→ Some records
## start

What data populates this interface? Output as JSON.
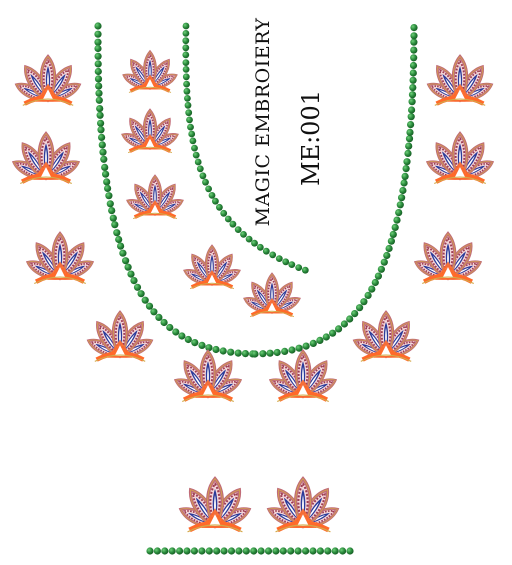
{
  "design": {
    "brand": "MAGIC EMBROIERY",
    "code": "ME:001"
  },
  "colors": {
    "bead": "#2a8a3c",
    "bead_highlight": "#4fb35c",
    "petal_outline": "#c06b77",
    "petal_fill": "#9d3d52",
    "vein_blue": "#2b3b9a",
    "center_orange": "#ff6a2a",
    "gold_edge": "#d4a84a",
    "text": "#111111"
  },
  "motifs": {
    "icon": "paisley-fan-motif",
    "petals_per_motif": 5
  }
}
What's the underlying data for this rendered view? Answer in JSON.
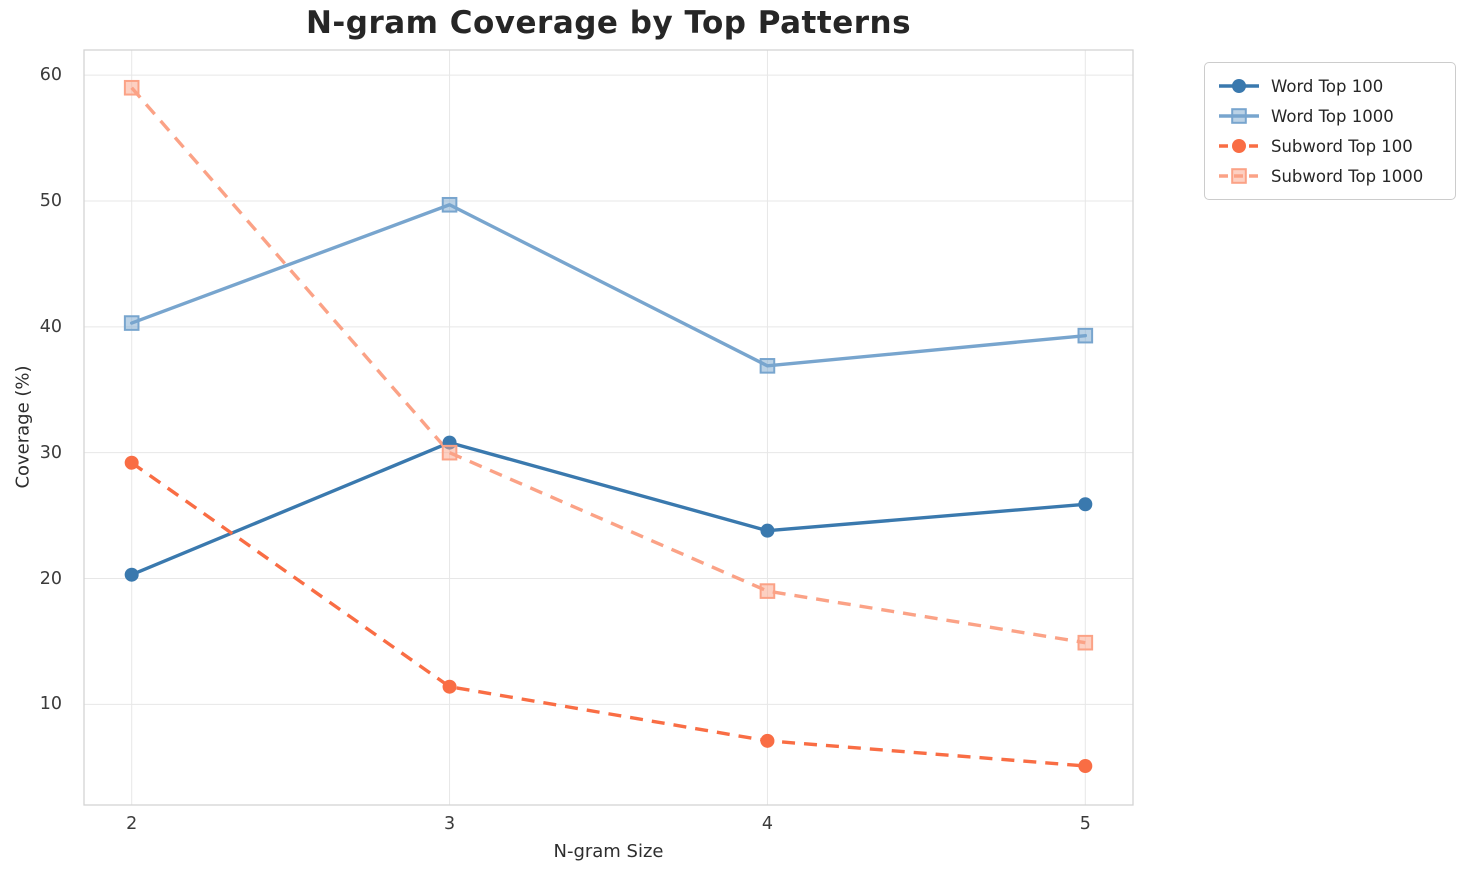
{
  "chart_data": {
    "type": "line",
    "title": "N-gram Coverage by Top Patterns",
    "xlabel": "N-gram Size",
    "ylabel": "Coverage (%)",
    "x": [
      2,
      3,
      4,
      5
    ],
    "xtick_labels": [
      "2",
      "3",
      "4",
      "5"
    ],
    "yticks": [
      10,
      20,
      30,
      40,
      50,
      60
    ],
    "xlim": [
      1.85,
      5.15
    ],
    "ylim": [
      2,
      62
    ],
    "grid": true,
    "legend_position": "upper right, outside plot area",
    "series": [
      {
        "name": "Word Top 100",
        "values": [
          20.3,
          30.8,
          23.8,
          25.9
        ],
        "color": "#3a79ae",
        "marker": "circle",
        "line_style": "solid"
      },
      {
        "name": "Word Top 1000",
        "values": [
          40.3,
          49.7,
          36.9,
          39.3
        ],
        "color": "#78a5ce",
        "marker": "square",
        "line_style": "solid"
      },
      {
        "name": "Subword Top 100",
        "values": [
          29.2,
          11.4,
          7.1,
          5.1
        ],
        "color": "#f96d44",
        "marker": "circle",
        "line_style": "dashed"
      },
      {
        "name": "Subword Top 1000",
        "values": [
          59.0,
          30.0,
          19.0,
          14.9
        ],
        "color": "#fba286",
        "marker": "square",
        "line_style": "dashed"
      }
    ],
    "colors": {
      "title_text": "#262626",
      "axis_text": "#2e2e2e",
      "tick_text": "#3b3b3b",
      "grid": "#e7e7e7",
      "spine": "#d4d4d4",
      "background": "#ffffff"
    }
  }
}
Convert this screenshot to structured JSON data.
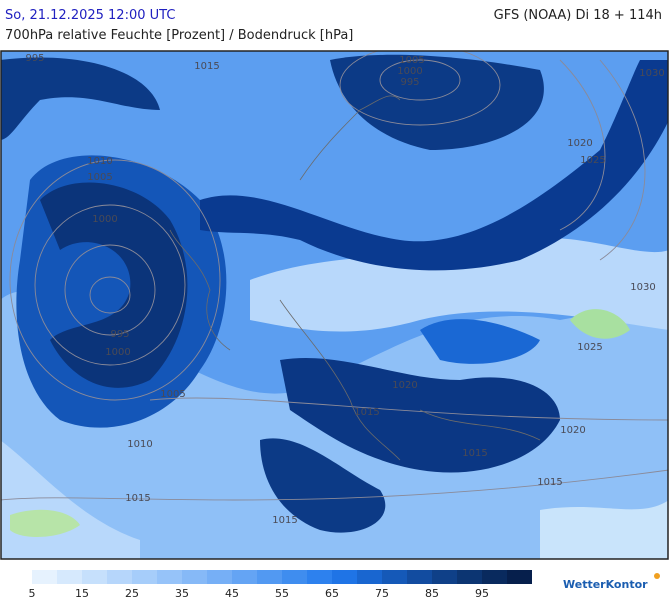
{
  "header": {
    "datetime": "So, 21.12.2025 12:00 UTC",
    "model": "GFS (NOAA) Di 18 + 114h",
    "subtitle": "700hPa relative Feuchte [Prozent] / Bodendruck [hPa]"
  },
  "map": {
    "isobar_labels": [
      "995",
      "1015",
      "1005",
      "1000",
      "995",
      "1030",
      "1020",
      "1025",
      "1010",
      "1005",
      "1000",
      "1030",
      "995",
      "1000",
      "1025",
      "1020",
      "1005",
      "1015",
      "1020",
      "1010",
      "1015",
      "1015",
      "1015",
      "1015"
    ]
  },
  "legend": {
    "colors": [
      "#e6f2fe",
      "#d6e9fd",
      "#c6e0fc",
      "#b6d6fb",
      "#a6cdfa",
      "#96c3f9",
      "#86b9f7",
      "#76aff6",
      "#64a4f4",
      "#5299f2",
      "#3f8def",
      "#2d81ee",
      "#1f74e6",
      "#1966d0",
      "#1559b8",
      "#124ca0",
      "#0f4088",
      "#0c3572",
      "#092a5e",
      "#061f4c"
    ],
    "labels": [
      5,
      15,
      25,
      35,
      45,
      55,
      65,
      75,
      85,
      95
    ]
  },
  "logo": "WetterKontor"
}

## end

→ Directive
Find each line holding "name". Copy it out.

→ Solution to the problem
        "name": "Word Top 100",
        "name": "Word Top 1000",
        "name": "Subword Top 100",
        "name": "Subword Top 1000",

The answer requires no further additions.